Supplied records ▸
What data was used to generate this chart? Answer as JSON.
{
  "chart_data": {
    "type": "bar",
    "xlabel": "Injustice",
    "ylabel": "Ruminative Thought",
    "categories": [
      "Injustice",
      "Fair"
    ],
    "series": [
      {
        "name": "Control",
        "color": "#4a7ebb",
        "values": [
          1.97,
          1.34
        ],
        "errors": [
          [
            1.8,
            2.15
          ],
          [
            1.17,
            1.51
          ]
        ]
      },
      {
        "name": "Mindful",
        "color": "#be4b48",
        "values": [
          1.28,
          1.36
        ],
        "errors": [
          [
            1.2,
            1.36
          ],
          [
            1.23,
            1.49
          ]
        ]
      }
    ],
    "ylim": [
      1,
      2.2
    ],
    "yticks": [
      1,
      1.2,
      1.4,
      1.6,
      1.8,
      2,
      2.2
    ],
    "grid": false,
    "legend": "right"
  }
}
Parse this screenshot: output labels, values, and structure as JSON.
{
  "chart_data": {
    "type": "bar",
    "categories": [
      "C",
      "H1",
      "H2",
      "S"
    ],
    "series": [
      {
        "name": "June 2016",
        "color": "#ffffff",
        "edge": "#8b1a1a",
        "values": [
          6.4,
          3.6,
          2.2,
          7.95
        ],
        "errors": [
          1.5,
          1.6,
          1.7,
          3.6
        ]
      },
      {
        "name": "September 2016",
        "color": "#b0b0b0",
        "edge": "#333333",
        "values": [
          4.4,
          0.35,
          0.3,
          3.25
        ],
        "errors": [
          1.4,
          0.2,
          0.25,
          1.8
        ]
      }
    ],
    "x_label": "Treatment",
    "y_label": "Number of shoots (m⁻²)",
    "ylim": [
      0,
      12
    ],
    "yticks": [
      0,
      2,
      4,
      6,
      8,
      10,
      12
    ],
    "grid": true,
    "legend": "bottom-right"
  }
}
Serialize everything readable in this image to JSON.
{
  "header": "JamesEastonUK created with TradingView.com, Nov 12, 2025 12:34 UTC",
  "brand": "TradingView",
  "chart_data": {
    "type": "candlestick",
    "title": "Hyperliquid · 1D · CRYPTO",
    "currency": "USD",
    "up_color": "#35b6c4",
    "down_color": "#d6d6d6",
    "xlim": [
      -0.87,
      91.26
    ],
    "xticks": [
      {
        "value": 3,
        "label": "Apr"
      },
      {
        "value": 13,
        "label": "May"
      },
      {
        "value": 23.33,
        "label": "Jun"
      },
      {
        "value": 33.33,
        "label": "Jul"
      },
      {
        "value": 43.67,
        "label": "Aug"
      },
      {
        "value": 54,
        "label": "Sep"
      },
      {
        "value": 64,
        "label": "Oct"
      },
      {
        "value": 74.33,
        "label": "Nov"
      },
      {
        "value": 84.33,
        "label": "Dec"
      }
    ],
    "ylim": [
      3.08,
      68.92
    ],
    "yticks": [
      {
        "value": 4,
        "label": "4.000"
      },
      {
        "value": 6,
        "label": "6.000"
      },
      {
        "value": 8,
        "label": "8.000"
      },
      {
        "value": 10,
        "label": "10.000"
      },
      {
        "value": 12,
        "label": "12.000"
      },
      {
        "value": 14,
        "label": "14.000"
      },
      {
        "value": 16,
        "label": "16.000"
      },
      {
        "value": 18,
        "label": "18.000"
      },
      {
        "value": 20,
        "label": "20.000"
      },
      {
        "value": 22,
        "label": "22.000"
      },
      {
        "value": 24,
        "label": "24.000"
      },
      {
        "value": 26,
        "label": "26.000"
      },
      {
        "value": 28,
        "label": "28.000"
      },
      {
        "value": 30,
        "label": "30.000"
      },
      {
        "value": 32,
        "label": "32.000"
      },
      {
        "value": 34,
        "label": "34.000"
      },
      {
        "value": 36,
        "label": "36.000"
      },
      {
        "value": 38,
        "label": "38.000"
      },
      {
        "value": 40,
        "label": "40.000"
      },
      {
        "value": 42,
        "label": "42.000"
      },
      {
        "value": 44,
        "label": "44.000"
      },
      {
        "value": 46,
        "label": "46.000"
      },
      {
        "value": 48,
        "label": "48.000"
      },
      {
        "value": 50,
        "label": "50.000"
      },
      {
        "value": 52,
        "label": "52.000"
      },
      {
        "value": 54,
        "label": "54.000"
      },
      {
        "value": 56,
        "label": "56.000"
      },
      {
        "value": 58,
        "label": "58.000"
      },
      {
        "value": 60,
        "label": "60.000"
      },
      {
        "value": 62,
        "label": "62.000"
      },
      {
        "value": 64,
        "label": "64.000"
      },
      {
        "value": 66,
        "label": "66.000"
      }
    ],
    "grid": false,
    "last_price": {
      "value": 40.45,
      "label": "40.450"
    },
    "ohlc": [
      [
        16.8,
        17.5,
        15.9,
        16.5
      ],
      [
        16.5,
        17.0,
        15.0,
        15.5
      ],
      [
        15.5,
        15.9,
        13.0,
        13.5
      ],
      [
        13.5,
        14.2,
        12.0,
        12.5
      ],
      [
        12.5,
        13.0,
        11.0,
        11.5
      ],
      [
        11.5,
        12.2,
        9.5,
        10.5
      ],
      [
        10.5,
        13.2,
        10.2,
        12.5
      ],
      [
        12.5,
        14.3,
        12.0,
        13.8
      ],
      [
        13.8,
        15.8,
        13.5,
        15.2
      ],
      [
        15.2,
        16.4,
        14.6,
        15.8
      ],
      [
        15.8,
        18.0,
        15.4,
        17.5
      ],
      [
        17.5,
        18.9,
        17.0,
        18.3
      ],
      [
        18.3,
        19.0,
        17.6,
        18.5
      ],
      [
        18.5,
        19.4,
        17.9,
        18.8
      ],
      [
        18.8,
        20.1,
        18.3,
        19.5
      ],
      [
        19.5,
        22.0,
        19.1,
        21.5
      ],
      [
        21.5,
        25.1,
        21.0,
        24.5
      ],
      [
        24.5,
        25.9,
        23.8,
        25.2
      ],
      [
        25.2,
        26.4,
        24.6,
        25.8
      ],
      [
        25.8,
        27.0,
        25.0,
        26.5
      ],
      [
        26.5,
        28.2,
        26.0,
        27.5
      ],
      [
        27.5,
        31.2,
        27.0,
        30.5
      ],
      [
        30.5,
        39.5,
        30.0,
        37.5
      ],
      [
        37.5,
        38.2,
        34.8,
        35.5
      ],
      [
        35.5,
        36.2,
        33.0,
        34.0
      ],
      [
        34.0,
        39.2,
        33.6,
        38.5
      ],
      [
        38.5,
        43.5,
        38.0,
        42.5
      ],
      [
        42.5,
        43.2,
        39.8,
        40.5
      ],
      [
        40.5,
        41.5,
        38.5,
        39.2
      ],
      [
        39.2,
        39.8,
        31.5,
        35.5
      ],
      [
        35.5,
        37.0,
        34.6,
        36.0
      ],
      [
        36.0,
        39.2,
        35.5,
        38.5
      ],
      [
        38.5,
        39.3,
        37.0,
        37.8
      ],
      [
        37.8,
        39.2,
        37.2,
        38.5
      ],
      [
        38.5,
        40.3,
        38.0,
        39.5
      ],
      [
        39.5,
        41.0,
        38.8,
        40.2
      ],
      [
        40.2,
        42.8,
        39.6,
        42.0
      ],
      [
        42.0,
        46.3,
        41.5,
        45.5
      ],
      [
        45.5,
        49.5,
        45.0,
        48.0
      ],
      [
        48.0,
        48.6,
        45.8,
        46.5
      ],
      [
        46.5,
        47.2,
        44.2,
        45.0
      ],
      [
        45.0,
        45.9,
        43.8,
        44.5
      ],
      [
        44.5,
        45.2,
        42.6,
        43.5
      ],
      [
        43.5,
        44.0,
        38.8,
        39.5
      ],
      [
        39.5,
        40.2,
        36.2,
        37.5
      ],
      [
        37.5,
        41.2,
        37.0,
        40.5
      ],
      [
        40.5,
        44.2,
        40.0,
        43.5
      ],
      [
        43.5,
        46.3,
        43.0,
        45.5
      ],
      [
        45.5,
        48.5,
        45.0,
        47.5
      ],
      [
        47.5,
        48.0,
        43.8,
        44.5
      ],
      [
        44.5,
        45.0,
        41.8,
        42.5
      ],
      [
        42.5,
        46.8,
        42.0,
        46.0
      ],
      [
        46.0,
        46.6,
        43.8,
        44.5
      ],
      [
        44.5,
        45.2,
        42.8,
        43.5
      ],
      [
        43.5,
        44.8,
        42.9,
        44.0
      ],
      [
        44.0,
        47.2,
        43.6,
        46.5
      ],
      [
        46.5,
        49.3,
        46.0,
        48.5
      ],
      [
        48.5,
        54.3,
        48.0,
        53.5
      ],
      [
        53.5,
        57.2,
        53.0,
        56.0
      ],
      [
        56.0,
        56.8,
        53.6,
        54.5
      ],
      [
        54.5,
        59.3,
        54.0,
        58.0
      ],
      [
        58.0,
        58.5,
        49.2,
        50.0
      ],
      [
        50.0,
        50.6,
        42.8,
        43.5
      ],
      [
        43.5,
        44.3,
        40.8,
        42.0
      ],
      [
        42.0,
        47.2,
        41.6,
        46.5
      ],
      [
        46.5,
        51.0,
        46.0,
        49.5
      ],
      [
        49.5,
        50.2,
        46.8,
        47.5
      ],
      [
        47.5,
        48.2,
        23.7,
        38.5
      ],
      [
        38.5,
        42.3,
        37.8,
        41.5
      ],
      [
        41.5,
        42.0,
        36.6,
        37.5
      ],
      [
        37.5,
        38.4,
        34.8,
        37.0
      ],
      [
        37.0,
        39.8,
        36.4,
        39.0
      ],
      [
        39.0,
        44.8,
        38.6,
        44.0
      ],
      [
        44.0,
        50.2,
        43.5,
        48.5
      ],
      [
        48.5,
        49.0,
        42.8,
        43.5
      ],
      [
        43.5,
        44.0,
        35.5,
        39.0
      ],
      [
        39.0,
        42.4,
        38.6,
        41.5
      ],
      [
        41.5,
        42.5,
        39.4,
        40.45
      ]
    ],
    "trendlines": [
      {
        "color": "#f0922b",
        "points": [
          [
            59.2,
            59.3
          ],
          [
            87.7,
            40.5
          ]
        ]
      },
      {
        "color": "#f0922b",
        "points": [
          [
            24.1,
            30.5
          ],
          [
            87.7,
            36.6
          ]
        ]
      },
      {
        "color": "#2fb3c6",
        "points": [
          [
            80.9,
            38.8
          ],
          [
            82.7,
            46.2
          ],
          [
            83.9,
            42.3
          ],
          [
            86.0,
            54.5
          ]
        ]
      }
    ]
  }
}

What is asked ▸ Go through the material above and copy each line that has the word "JSON".

Result for this exercise ▸
What data was used to generate this chart? Answer as JSON.
Parse this screenshot: output labels, values, and structure as JSON.
Serialize everything readable in this image to JSON.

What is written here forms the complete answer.